■ **EXERCISE DETAILS**: Copy out each line containing "полковник" from the entries below.

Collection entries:
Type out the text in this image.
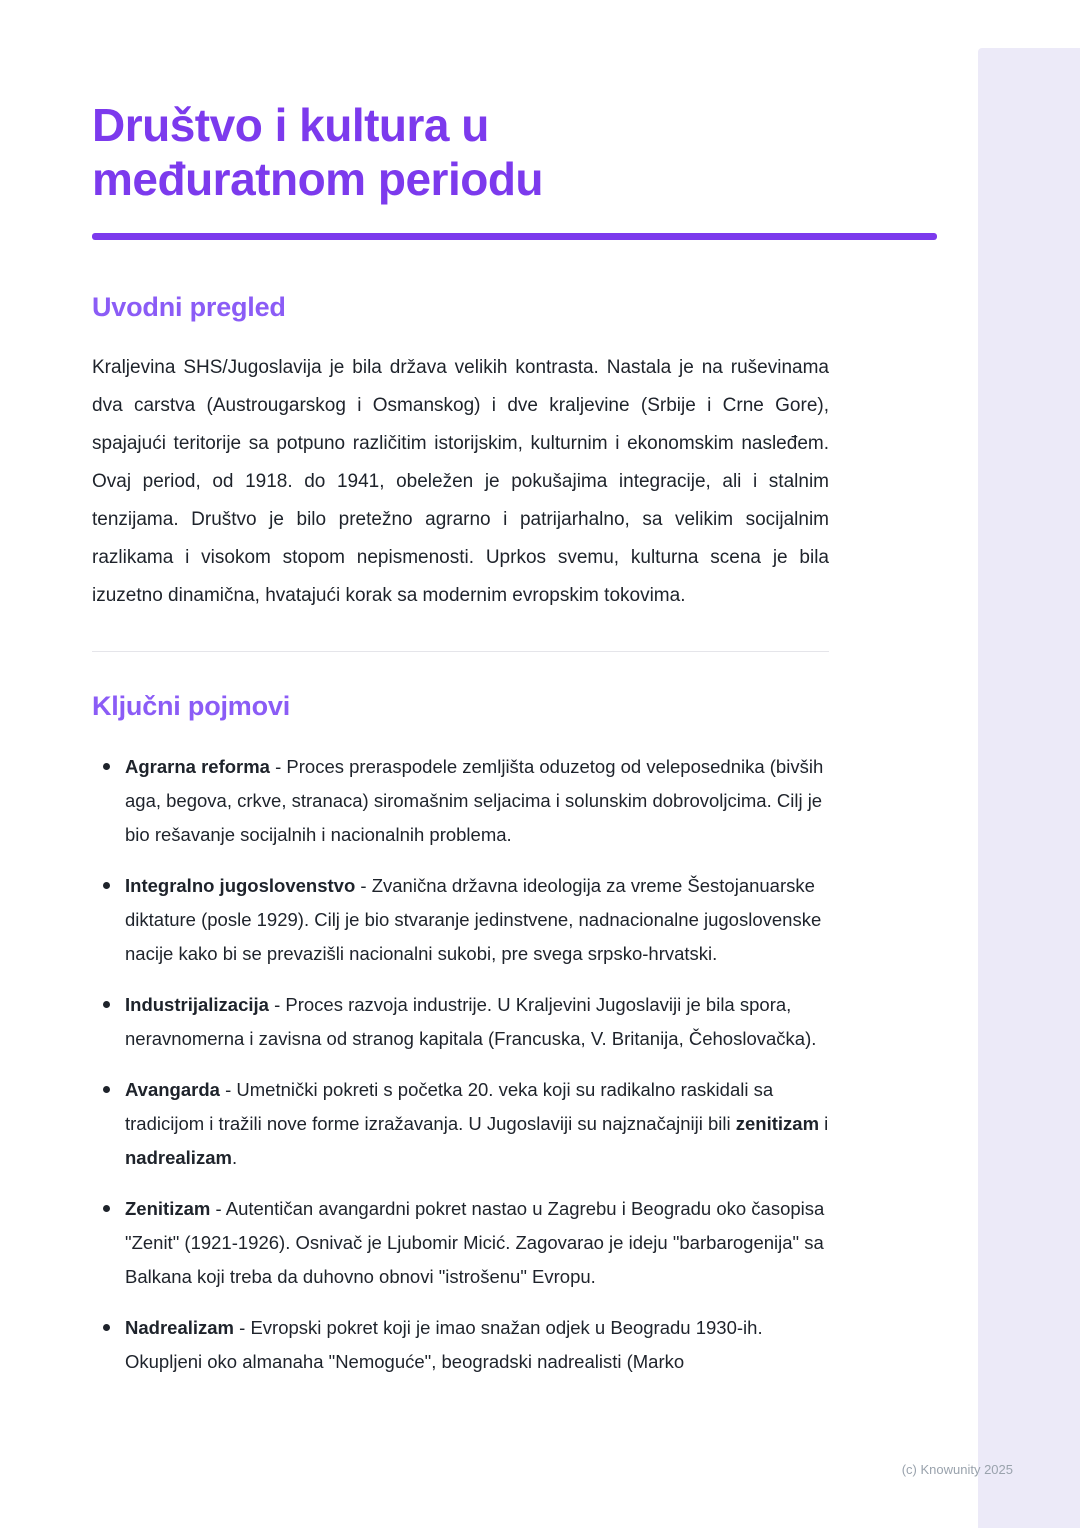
Društvo i kultura u međuratnom periodu
Uvodni pregled

Kraljevina SHS/Jugoslavija je bila država velikih kontrasta. Nastala je na ruševinama dva carstva (Austrougarskog i Osmanskog) i dve kraljevine (Srbije i Crne Gore), spajajući teritorije sa potpuno različitim istorijskim, kulturnim i ekonomskim nasleđem. Ovaj period, od 1918. do 1941, obeležen je pokušajima integracije, ali i stalnim tenzijama. Društvo je bilo pretežno agrarno i patrijarhalno, sa velikim socijalnim razlikama i visokom stopom nepismenosti. Uprkos svemu, kulturna scena je bila izuzetno dinamična, hvatajući korak sa modernim evropskim tokovima.

Ključni pojmovi
Agrarna reforma - Proces preraspodele zemljišta oduzetog od veleposednika (bivših aga, begova, crkve, stranaca) siromašnim seljacima i solunskim dobrovoljcima. Cilj je bio rešavanje socijalnih i nacionalnih problema.
Integralno jugoslovenstvo - Zvanična državna ideologija za vreme Šestojanuarske diktature (posle 1929). Cilj je bio stvaranje jedinstvene, nadnacionalne jugoslovenske nacije kako bi se prevazišli nacionalni sukobi, pre svega srpsko-hrvatski.
Industrijalizacija - Proces razvoja industrije. U Kraljevini Jugoslaviji je bila spora, neravnomerna i zavisna od stranog kapitala (Francuska, V. Britanija, Čehoslovačka).
Avangarda - Umetnički pokreti s početka 20. veka koji su radikalno raskidali sa tradicijom i tražili nove forme izražavanja. U Jugoslaviji su najznačajniji bili zenitizam i nadrealizam.
Zenitizam - Autentičan avangardni pokret nastao u Zagrebu i Beogradu oko časopisa "Zenit" (1921-1926). Osnivač je Ljubomir Micić. Zagovarao je ideju "barbarogenija" sa Balkana koji treba da duhovno obnovi "istrošenu" Evropu.
Nadrealizam - Evropski pokret koji je imao snažan odjek u Beogradu 1930-ih. Okupljeni oko almanaha "Nemoguće", beogradski nadrealisti (Marko
(c) Knowunity 2025
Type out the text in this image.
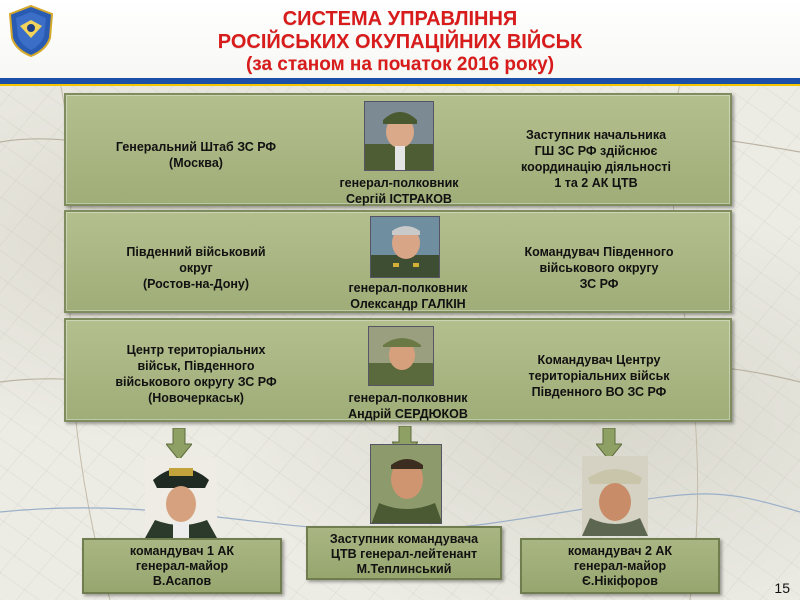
СИСТЕМА УПРАВЛІННЯ
РОСІЙСЬКИХ ОКУПАЦІЙНИХ ВІЙСЬК
(за станом на початок 2016 року)
Генеральний Штаб ЗС РФ
(Москва)
генерал-полковник
Сергій ІСТРАКОВ
Заступник начальника
ГШ ЗС РФ здійснює
координацію діяльності
1 та 2 АК ЦТВ
Південний військовий
округ
(Ростов-на-Дону)	генерал-полковник
Олександр ГАЛКІН
Командувач Південного
військового округу
ЗС РФ
Центр територіальних
військ, Південного
військового округу ЗС РФ
(Новочеркаськ)	генерал-полковник
Андрій СЕРДЮКОВ
Командувач Центру
територіальних військ
Південного ВО ЗС РФ
командувач 1 АК
генерал-майор
В.Асапов
Заступник командувача
ЦТВ генерал-лейтенант
М.Теплинський
командувач 2 АК
генерал-майор
Є.Нікіфоров	15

■ **REPLY**:
генерал-полковник
(Ростов-на-Дону)	генерал-полковник
(Новочеркаськ)	генерал-полковник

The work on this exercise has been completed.